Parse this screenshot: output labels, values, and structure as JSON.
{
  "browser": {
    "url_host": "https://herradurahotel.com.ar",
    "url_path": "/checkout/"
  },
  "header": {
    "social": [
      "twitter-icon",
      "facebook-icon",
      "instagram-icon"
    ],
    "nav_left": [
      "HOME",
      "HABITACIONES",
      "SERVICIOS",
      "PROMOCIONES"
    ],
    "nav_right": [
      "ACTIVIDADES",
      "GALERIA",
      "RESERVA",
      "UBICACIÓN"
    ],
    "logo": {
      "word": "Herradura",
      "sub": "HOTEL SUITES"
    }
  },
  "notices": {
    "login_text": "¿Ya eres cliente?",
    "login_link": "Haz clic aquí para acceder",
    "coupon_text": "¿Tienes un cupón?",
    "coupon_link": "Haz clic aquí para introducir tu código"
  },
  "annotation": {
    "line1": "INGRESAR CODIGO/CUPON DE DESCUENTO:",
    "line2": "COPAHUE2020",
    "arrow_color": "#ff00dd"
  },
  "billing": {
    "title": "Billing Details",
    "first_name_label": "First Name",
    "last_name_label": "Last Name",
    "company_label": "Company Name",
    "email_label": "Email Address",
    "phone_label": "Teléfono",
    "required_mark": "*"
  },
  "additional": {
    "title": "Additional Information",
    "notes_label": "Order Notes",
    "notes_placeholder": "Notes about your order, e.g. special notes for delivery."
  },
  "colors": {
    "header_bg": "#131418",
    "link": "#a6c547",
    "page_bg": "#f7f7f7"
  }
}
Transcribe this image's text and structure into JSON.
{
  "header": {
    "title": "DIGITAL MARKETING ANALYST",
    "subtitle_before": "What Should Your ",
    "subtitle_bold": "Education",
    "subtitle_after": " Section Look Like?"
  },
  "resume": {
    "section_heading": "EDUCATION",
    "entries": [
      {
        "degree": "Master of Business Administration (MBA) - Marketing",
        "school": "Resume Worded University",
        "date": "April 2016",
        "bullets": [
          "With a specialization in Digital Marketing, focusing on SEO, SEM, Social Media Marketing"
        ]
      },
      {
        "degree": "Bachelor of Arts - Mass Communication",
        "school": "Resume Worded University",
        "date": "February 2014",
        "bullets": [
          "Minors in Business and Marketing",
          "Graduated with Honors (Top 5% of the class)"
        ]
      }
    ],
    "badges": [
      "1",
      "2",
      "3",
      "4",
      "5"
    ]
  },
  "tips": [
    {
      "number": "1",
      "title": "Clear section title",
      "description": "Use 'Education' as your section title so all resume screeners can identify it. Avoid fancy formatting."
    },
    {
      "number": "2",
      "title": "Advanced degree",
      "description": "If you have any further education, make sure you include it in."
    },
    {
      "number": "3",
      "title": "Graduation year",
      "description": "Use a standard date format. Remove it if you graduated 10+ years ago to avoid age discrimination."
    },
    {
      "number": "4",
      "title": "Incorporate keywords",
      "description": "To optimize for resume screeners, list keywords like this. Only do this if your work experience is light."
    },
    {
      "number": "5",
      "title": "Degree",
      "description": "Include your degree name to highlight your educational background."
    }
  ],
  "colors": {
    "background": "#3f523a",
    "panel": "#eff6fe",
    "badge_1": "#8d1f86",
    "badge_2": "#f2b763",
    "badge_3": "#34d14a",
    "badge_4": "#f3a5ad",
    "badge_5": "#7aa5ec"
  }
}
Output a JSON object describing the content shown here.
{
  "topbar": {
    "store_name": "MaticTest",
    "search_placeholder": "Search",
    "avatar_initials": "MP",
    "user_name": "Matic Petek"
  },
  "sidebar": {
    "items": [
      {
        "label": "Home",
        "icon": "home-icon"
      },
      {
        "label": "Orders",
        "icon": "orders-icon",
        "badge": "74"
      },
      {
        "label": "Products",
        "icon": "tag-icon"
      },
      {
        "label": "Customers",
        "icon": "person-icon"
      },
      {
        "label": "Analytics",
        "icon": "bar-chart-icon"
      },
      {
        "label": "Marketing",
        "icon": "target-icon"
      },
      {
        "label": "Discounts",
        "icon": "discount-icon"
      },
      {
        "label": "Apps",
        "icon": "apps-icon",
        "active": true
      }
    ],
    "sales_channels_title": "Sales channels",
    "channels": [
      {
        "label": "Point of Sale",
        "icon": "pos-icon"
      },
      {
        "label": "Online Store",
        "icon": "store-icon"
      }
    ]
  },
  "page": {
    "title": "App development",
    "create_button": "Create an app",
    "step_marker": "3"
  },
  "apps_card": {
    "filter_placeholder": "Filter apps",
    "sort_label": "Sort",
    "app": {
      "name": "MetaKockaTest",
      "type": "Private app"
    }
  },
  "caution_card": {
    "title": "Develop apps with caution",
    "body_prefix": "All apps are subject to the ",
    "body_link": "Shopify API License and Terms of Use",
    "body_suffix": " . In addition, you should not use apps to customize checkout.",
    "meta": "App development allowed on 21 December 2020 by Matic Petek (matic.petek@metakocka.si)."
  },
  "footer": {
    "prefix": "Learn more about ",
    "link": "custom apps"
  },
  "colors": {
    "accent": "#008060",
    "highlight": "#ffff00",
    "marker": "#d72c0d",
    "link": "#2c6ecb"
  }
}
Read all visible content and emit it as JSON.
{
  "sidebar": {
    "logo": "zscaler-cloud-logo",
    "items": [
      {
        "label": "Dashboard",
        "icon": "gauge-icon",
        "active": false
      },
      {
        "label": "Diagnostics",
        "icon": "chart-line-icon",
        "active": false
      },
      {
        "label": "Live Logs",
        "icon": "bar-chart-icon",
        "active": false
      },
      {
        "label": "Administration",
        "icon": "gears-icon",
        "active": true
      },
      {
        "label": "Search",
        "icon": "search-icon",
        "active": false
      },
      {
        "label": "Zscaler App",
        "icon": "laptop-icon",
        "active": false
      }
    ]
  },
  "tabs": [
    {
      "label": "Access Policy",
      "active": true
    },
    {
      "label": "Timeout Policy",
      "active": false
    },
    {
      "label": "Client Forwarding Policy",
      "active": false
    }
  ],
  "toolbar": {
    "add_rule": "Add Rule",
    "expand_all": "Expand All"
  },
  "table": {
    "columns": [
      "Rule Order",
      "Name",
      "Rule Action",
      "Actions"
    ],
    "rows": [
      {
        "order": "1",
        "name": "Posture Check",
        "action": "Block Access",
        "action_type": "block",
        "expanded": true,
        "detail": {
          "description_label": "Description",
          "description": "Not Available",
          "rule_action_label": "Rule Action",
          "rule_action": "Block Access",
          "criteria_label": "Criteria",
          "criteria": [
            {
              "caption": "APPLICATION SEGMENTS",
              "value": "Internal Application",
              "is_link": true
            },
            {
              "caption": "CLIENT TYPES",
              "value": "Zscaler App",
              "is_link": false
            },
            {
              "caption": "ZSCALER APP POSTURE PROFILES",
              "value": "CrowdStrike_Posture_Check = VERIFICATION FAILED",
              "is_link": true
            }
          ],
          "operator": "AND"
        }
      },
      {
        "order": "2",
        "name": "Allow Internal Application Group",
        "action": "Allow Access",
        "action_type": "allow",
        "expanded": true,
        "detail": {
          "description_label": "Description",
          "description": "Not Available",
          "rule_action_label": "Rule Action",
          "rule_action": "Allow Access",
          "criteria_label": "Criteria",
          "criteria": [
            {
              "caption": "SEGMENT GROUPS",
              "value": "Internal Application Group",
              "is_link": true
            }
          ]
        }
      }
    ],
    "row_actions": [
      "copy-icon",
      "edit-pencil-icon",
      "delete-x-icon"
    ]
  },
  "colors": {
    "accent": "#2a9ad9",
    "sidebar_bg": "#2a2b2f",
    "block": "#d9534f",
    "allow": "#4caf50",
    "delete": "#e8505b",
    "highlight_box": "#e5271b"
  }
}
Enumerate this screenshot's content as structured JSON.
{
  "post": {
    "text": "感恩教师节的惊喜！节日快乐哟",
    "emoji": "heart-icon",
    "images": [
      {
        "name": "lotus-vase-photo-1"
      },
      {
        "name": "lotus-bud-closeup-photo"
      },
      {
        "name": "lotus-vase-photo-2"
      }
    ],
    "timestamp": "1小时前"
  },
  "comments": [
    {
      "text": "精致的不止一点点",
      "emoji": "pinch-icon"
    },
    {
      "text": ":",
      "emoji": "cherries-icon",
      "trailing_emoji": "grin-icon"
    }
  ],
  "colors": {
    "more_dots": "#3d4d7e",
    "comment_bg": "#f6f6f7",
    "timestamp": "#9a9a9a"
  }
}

======

_Brief_. Your task is to gather all lines from the entries above that hold the word "number".

_Result_.
      "number": "1",
      "number": "2",
      "number": "3",
      "number": "4",
      "number": "5",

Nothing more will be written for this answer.